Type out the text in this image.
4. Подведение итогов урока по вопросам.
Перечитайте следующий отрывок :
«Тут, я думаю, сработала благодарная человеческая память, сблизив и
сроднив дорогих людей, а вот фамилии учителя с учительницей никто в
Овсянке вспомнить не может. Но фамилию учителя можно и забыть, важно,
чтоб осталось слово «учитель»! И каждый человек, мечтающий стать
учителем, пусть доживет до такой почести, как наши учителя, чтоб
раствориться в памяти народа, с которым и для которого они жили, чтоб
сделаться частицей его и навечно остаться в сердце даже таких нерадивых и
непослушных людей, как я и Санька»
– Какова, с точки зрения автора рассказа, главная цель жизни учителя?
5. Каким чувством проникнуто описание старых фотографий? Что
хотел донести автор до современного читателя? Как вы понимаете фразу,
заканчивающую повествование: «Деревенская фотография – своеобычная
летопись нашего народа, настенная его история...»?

__WHAT THIS TASK INVOLVES__.
Report how many lines of the entries hold the word "чтоб". Nothing else is needed.

__RESULT OF THIS EXERCISE__.
3